■ YOUR TASK ■
Output the listing lines from the one containing "help-description-panel: Capture Agent" through the one containing "vertical-scrollbar[interactable]: ▲ ▼", inclusive, reproducing each line verbatim.

— Begin RECORD SET —

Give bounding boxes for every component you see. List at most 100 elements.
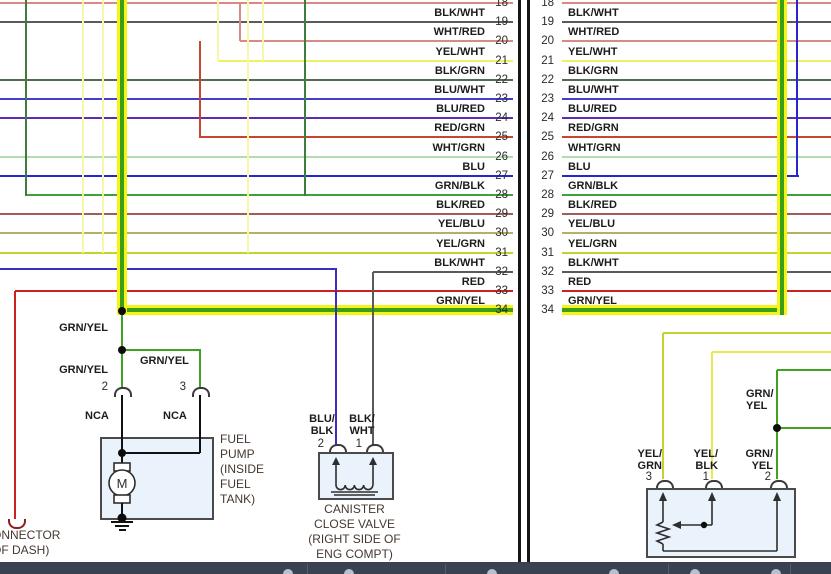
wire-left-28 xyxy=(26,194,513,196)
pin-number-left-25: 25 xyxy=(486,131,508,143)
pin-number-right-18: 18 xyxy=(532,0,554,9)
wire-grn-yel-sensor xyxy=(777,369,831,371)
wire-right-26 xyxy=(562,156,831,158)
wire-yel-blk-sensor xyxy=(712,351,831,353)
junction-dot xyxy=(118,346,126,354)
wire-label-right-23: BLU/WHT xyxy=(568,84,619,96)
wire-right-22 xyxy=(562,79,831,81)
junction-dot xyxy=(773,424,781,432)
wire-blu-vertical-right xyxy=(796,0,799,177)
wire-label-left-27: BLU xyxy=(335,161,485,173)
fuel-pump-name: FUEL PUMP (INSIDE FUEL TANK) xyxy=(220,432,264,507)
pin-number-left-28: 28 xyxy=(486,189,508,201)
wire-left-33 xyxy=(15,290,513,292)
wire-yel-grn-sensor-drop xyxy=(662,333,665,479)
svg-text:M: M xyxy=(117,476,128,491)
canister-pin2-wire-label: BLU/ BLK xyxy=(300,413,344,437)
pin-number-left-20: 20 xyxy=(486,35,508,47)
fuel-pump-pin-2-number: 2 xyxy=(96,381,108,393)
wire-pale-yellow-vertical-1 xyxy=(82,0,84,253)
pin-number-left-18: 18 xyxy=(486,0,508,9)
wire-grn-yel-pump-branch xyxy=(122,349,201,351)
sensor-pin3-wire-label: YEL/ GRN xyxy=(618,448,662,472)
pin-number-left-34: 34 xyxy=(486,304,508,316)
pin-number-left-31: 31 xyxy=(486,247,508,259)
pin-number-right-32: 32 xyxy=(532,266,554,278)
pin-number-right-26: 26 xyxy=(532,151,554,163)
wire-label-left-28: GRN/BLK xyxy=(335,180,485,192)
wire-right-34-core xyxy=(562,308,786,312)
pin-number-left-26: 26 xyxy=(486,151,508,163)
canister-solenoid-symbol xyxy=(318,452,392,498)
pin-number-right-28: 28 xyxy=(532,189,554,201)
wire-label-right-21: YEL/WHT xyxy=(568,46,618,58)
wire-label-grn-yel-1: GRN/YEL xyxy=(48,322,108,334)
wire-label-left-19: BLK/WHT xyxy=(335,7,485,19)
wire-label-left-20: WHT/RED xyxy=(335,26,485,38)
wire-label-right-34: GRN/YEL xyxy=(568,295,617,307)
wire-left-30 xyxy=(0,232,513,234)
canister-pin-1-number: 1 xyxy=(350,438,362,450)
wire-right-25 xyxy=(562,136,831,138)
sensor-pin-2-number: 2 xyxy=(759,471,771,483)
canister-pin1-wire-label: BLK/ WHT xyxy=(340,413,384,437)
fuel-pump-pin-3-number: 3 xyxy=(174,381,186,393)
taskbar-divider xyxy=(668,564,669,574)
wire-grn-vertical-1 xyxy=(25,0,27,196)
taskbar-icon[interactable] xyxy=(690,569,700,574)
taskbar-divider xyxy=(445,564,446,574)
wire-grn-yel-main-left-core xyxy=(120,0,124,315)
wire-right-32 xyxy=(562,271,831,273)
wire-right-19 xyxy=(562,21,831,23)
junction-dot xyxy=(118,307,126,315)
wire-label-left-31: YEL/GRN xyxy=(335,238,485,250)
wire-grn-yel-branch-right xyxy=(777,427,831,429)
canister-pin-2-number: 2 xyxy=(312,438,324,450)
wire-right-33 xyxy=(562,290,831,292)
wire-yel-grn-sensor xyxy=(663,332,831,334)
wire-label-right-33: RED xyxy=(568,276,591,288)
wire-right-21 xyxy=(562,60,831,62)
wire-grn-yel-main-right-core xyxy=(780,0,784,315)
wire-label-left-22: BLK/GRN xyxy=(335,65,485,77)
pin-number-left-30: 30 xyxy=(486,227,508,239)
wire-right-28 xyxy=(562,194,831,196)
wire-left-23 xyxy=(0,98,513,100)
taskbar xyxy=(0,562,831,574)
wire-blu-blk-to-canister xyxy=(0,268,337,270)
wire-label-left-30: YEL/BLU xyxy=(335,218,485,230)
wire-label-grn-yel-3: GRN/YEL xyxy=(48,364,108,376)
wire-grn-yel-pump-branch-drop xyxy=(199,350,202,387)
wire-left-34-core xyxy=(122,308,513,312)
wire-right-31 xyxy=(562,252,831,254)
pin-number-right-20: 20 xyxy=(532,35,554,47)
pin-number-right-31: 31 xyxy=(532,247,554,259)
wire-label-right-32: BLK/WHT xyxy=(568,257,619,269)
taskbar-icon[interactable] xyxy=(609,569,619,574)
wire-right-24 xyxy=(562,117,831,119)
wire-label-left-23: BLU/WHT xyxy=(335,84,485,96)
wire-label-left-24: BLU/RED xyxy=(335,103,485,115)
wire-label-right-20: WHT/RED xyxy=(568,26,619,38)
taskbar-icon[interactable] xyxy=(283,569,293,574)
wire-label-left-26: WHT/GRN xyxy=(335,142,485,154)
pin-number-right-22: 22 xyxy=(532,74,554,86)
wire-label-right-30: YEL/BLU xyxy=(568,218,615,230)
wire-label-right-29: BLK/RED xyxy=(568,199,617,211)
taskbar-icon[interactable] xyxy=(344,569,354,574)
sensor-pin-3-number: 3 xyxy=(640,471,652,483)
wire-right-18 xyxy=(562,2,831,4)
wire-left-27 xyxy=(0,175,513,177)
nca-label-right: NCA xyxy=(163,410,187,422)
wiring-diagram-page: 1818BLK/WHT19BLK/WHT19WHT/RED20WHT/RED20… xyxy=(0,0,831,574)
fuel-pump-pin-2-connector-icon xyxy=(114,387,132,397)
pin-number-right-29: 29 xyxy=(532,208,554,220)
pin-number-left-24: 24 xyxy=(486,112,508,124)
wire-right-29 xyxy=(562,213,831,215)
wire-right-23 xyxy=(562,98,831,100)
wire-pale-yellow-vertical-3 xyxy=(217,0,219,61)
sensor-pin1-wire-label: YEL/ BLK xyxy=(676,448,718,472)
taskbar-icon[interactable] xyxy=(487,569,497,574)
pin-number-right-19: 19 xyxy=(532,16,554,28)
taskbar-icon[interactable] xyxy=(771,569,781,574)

— End RECORD SET —
— Begin RECORD SET —

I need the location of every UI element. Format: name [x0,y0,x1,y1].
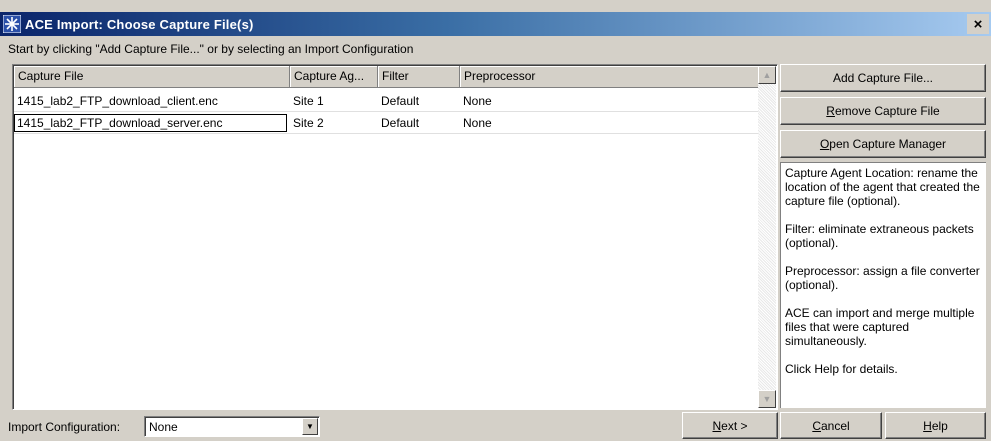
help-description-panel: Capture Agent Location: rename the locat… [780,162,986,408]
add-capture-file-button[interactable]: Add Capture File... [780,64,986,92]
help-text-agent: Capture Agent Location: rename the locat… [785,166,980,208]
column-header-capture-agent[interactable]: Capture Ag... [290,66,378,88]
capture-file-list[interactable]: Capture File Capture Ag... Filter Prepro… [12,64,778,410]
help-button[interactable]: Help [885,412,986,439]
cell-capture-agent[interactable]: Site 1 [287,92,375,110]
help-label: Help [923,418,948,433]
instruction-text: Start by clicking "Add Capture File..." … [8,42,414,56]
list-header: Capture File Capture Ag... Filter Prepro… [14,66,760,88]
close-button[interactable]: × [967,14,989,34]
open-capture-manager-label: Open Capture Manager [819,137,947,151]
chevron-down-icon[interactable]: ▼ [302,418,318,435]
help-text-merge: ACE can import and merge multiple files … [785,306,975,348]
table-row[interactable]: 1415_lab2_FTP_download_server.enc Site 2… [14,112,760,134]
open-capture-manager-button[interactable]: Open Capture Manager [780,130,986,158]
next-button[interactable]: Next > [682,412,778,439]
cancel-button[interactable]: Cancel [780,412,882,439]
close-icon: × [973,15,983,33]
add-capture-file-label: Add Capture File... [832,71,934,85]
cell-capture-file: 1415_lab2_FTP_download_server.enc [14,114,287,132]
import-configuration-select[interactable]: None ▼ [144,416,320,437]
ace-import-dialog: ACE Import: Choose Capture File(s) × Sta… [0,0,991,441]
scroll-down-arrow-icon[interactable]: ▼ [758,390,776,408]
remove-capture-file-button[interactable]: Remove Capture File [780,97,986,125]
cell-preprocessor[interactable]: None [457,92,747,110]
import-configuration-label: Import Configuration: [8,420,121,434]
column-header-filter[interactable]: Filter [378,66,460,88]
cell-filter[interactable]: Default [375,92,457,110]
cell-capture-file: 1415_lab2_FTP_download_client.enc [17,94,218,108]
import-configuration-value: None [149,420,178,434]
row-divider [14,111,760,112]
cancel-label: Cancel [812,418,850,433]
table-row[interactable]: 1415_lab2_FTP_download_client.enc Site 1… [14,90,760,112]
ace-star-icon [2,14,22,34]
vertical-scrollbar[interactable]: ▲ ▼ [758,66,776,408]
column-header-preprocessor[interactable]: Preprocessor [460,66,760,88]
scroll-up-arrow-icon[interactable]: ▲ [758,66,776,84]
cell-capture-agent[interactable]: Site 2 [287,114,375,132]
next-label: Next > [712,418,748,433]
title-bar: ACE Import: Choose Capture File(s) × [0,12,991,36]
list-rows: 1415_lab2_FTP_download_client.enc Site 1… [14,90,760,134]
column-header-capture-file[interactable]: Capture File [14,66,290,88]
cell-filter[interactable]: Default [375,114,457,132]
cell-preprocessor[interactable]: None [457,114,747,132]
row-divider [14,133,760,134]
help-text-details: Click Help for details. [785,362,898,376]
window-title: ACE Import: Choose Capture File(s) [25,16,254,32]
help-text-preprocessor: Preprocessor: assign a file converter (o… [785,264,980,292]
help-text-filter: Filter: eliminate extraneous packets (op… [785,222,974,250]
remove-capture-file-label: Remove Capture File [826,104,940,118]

— End RECORD SET —
— Begin RECORD SET —

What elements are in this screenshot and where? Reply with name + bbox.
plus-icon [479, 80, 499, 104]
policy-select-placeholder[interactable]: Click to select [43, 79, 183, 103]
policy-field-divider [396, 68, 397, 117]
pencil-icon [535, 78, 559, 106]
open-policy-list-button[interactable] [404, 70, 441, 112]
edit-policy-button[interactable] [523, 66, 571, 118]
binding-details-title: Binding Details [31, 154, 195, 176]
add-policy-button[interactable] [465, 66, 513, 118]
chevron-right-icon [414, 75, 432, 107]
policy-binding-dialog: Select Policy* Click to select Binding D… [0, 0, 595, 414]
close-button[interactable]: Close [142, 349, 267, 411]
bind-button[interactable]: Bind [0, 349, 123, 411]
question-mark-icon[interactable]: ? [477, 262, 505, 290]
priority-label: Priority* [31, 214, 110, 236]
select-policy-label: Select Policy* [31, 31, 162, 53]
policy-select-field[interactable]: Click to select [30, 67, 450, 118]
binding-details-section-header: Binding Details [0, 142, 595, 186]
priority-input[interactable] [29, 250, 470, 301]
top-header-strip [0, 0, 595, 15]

— End RECORD SET —

■ EXERCISE OUTPUT ■
help-description-panel: Capture Agent Location: rename the locat… [780,162,986,408]
add-capture-file-button[interactable]: Add Capture File... [780,64,986,92]
help-text-agent: Capture Agent Location: rename the locat… [785,166,980,208]
column-header-capture-agent[interactable]: Capture Ag... [290,66,378,88]
capture-file-list[interactable]: Capture File Capture Ag... Filter Prepro… [12,64,778,410]
help-button[interactable]: Help [885,412,986,439]
cell-capture-agent[interactable]: Site 1 [287,92,375,110]
help-label: Help [923,418,948,433]
instruction-text: Start by clicking "Add Capture File..." … [8,42,414,56]
list-header: Capture File Capture Ag... Filter Prepro… [14,66,760,88]
close-button[interactable]: × [967,14,989,34]
open-capture-manager-label: Open Capture Manager [819,137,947,151]
chevron-down-icon[interactable]: ▼ [302,418,318,435]
help-text-merge: ACE can import and merge multiple files … [785,306,975,348]
table-row[interactable]: 1415_lab2_FTP_download_server.enc Site 2… [14,112,760,134]
open-capture-manager-button[interactable]: Open Capture Manager [780,130,986,158]
next-button[interactable]: Next > [682,412,778,439]
cancel-button[interactable]: Cancel [780,412,882,439]
close-icon: × [973,15,983,33]
add-capture-file-label: Add Capture File... [832,71,934,85]
cell-capture-file: 1415_lab2_FTP_download_server.enc [14,114,287,132]
import-configuration-select[interactable]: None ▼ [144,416,320,437]
ace-import-dialog: ACE Import: Choose Capture File(s) × Sta… [0,0,991,441]
scroll-down-arrow-icon[interactable]: ▼ [758,390,776,408]
remove-capture-file-button[interactable]: Remove Capture File [780,97,986,125]
cell-preprocessor[interactable]: None [457,92,747,110]
import-configuration-label: Import Configuration: [8,420,121,434]
column-header-filter[interactable]: Filter [378,66,460,88]
cell-filter[interactable]: Default [375,92,457,110]
cell-capture-file: 1415_lab2_FTP_download_client.enc [17,94,218,108]
import-configuration-value: None [149,420,178,434]
row-divider [14,111,760,112]
cancel-label: Cancel [812,418,850,433]
table-row[interactable]: 1415_lab2_FTP_download_client.enc Site 1… [14,90,760,112]
ace-star-icon [2,14,22,34]
vertical-scrollbar[interactable]: ▲ ▼ [758,66,776,408]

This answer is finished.